* start GIVEN ENTRIES *
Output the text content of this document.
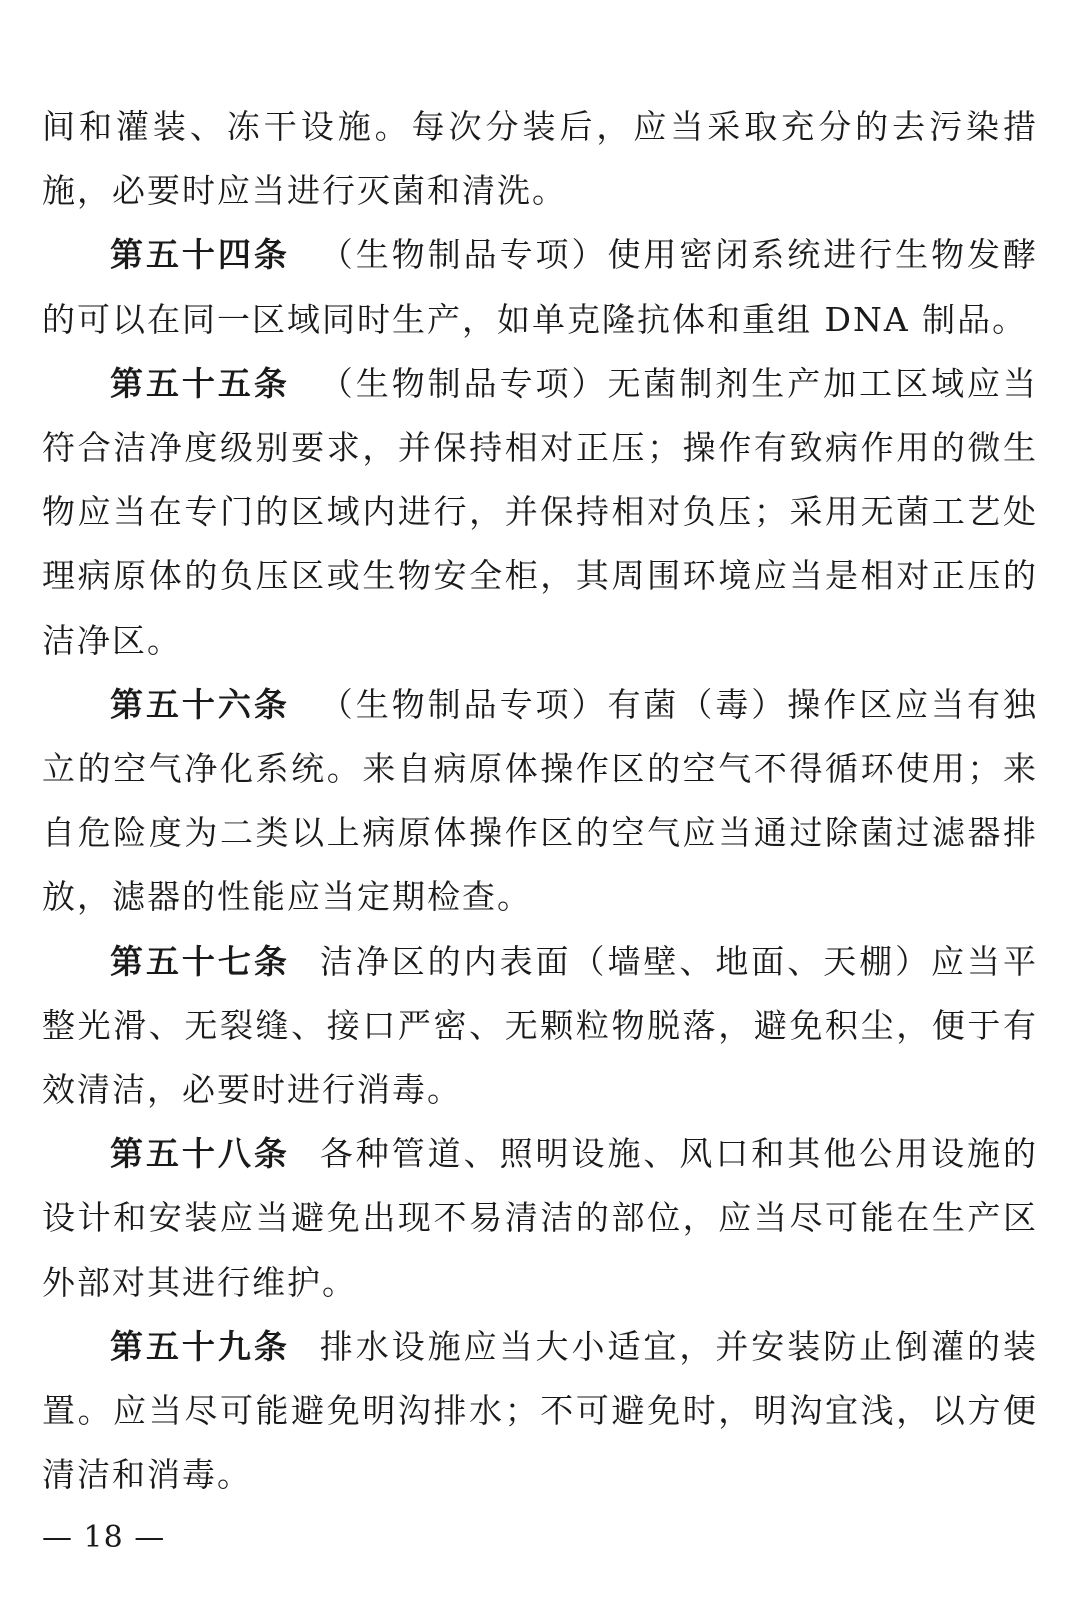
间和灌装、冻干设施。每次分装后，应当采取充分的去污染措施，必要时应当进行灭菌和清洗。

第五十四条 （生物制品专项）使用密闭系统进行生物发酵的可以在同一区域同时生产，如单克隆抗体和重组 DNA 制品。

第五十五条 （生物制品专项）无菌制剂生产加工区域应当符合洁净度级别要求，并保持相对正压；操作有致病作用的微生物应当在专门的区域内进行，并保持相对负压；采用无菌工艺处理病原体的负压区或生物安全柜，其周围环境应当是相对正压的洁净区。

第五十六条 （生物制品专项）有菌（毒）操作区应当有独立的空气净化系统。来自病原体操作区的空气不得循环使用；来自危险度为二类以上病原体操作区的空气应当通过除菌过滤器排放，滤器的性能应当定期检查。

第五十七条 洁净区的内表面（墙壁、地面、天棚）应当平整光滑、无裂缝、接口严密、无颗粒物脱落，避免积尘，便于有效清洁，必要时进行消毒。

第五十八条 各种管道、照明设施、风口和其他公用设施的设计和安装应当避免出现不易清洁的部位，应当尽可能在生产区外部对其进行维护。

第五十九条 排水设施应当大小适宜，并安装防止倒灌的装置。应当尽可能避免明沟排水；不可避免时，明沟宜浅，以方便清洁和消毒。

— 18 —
* end GIVEN ENTRIES *
AIM: Write out the records above exactly as they stand, leaving out every picture.

EXPECTED ANSWER:
Output the text content of this document.
间和灌装、冻干设施。每次分装后，应当采取充分的去污染措施，必要时应当进行灭菌和清洗。

第五十四条 （生物制品专项）使用密闭系统进行生物发酵的可以在同一区域同时生产，如单克隆抗体和重组 DNA 制品。

第五十五条 （生物制品专项）无菌制剂生产加工区域应当符合洁净度级别要求，并保持相对正压；操作有致病作用的微生物应当在专门的区域内进行，并保持相对负压；采用无菌工艺处理病原体的负压区或生物安全柜，其周围环境应当是相对正压的洁净区。

第五十六条 （生物制品专项）有菌（毒）操作区应当有独立的空气净化系统。来自病原体操作区的空气不得循环使用；来自危险度为二类以上病原体操作区的空气应当通过除菌过滤器排放，滤器的性能应当定期检查。

第五十七条 洁净区的内表面（墙壁、地面、天棚）应当平整光滑、无裂缝、接口严密、无颗粒物脱落，避免积尘，便于有效清洁，必要时进行消毒。

第五十八条 各种管道、照明设施、风口和其他公用设施的设计和安装应当避免出现不易清洁的部位，应当尽可能在生产区外部对其进行维护。

第五十九条 排水设施应当大小适宜，并安装防止倒灌的装置。应当尽可能避免明沟排水；不可避免时，明沟宜浅，以方便清洁和消毒。

— 18 —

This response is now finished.